* **What is required**: List each line of the data that holds the word "Carrington".
--
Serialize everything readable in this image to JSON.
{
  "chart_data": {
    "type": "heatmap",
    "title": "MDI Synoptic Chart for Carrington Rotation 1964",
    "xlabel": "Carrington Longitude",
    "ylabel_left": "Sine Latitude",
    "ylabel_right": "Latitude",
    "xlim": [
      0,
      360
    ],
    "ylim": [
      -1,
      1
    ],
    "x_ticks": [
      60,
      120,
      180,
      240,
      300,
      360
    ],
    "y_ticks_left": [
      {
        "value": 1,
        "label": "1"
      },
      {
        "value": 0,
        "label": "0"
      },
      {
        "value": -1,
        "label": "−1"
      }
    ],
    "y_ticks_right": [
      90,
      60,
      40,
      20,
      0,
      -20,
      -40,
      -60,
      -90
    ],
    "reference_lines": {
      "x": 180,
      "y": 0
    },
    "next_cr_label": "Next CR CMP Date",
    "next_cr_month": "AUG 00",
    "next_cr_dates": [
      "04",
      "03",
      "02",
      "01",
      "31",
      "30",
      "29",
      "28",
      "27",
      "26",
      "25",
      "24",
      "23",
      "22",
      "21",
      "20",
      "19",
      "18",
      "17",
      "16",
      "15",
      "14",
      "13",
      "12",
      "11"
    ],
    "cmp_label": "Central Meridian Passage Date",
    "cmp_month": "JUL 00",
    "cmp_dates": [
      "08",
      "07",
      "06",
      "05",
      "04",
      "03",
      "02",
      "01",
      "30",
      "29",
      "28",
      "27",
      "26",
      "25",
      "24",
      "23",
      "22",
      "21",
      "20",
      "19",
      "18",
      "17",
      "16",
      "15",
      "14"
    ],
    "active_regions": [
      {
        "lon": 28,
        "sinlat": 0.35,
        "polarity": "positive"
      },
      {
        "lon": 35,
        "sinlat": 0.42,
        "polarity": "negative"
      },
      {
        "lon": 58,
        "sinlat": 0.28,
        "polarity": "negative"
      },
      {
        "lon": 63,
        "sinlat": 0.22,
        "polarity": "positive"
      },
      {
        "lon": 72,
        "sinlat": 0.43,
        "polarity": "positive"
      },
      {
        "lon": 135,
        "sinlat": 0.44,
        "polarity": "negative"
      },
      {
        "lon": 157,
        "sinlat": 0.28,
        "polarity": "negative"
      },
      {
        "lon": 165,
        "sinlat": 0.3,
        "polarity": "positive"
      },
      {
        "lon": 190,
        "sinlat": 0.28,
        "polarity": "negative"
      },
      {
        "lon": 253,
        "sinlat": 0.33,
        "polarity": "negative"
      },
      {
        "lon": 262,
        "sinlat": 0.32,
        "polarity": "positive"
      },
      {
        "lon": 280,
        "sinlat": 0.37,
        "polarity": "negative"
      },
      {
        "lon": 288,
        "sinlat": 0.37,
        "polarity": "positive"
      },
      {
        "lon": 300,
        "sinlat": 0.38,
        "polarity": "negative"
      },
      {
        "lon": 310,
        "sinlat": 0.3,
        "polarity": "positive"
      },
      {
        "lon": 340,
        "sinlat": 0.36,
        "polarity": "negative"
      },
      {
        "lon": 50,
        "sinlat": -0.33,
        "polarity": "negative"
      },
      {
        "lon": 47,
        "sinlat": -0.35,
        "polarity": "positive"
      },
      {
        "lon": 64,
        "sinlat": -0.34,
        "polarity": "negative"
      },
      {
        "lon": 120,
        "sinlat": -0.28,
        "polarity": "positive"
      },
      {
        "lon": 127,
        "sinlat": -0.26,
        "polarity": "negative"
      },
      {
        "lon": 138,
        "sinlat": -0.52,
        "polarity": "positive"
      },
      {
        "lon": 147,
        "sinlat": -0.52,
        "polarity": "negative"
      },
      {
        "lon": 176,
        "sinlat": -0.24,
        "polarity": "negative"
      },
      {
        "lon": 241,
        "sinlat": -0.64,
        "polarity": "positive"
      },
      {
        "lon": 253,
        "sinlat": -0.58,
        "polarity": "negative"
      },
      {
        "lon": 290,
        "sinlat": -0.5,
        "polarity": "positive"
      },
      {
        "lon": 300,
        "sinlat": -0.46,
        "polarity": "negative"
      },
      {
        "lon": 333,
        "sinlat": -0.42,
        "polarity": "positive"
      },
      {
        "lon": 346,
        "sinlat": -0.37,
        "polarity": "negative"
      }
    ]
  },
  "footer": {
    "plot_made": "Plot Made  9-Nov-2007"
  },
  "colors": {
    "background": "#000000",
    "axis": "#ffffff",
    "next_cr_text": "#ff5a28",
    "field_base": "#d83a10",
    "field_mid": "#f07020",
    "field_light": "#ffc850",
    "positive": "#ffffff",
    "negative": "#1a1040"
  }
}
--
* **Exercise response**:
    "title": "MDI Synoptic Chart for Carrington Rotation 1964",
    "xlabel": "Carrington Longitude",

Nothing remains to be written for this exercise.